▸ **REQUIRED TASK**: Scan the lines and state how many carry "handgesture". Leave out everything but the number.

--- START GIVEN DATA ---

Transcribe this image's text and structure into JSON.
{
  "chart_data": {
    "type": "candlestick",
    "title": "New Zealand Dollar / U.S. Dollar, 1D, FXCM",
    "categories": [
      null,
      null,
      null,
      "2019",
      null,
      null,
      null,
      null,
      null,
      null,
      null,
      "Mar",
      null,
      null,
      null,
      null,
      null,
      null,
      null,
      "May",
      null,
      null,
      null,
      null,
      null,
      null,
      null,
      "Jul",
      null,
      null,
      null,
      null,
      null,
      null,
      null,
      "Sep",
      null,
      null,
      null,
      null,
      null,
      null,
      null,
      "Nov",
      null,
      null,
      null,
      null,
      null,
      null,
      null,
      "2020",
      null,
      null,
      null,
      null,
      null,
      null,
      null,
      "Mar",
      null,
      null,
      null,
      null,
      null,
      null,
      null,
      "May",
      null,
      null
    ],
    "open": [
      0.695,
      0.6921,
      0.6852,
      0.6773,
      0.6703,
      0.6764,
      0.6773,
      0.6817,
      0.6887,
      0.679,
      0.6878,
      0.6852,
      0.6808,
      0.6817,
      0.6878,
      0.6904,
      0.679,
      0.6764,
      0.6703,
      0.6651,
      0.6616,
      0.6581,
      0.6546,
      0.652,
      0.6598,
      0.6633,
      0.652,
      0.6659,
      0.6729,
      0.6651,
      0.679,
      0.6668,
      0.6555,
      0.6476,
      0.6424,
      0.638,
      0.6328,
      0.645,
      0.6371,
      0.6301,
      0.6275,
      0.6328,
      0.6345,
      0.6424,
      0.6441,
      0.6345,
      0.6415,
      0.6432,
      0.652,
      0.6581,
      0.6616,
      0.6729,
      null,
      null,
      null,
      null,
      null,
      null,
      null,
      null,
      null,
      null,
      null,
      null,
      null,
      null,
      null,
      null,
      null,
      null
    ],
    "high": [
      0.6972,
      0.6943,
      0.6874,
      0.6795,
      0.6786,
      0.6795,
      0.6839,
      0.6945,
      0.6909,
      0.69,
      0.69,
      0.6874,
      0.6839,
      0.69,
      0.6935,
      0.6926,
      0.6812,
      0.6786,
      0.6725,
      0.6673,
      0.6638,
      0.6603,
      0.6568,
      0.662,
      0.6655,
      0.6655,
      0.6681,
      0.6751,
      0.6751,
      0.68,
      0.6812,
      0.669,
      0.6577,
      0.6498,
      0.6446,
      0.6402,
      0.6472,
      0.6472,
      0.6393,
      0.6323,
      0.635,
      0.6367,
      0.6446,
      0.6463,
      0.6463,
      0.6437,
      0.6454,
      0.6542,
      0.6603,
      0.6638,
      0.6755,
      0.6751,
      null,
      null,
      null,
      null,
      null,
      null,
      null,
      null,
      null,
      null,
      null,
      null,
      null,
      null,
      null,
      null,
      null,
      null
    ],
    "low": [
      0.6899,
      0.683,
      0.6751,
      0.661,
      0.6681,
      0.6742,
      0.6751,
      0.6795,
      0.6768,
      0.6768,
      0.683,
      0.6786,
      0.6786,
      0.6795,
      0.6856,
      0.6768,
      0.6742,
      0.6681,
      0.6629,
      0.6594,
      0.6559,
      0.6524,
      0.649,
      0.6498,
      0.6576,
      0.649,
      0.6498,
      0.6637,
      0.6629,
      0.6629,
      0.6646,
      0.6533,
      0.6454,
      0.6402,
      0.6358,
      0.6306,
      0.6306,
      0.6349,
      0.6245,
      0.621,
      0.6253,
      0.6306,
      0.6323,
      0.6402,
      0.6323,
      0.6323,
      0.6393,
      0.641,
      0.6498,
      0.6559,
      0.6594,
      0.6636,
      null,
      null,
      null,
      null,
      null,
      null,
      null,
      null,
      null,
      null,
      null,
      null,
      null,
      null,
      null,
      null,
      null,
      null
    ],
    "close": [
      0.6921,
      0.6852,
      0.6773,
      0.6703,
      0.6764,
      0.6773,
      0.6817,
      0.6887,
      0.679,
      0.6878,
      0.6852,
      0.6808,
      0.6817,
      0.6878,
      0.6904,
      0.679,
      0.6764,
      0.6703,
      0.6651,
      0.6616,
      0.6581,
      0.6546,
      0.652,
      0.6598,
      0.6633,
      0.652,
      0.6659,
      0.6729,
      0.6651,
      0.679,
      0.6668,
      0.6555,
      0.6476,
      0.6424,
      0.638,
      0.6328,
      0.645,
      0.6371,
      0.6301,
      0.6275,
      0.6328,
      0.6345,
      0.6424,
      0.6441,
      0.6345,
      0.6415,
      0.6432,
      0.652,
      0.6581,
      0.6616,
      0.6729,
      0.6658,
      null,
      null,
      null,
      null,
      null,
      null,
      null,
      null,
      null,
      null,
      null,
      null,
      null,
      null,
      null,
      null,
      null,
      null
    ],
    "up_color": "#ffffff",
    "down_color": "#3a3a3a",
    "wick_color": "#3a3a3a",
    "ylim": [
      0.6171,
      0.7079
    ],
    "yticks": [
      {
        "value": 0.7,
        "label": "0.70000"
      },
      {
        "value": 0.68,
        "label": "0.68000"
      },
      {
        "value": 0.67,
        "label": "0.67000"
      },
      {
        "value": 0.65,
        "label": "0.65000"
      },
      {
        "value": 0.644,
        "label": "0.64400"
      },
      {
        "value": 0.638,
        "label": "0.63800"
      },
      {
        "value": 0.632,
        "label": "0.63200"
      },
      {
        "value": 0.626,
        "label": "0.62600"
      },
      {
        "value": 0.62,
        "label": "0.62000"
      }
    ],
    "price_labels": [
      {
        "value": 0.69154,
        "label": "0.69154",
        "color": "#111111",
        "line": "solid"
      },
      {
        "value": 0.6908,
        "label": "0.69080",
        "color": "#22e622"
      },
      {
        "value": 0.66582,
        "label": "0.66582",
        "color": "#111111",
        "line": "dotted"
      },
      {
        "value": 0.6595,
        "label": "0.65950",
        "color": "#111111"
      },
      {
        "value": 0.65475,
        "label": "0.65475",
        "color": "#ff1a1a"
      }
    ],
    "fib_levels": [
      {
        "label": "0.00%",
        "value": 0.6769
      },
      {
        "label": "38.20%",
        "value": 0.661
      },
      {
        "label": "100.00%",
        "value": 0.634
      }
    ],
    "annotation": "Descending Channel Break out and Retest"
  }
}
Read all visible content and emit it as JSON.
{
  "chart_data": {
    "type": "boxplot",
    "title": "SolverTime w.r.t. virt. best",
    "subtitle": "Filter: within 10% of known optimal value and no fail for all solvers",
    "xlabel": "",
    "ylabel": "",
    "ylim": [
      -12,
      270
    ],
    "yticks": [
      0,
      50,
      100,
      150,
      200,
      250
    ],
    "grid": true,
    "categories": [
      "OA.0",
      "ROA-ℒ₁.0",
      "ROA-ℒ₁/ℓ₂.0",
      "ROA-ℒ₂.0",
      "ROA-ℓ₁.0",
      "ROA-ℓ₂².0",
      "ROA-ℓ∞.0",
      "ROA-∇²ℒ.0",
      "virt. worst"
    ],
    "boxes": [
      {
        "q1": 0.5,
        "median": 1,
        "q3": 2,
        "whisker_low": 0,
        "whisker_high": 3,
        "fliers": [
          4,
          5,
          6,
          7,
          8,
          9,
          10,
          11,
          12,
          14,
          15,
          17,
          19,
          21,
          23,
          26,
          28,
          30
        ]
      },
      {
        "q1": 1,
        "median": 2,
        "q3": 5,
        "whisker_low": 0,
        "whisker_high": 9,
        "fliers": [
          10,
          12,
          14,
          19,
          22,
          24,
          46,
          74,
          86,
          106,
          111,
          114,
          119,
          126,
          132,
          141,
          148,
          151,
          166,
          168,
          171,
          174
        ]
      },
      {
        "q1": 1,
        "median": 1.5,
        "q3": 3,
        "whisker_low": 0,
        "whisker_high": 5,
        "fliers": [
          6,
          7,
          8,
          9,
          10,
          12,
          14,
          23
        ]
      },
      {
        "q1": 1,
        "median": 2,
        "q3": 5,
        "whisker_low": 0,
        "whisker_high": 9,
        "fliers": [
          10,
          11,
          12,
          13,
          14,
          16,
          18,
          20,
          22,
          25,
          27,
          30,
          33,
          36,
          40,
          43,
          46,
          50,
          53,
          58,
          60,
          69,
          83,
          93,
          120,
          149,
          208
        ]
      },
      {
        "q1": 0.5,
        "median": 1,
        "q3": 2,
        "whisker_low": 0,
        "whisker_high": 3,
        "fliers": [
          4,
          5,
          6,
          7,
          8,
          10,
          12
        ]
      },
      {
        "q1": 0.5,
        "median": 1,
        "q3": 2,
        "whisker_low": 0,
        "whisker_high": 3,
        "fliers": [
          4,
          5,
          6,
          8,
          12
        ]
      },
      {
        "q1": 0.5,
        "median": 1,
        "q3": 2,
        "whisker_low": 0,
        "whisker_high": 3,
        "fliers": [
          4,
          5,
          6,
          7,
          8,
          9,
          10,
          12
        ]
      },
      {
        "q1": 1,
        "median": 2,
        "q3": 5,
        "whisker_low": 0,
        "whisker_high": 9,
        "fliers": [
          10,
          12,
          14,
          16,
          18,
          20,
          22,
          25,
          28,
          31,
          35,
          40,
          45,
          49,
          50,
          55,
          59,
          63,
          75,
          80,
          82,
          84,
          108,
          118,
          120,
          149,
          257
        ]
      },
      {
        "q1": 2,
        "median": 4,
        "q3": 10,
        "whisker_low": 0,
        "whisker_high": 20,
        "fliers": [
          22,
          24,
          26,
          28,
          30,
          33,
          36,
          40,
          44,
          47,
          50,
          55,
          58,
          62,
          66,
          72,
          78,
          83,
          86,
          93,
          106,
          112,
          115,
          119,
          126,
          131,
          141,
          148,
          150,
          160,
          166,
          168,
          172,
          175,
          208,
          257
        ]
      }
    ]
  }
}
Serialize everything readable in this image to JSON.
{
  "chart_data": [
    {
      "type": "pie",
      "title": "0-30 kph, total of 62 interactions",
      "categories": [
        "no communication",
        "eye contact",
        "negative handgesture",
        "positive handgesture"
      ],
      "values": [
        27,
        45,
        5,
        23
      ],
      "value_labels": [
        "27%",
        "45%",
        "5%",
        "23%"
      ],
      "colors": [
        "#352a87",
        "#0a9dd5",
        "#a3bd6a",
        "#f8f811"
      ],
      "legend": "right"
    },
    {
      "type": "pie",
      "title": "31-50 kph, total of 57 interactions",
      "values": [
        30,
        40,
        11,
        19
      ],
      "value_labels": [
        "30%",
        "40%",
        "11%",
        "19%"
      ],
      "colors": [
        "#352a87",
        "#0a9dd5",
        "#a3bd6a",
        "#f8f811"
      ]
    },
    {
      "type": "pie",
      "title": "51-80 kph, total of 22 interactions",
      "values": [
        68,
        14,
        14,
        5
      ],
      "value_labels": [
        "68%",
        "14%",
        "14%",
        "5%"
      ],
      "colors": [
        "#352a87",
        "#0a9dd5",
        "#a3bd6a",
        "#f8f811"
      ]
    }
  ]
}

--- END GIVEN DATA ---

▸ **OUTPUT FOR THIS TASK**: 2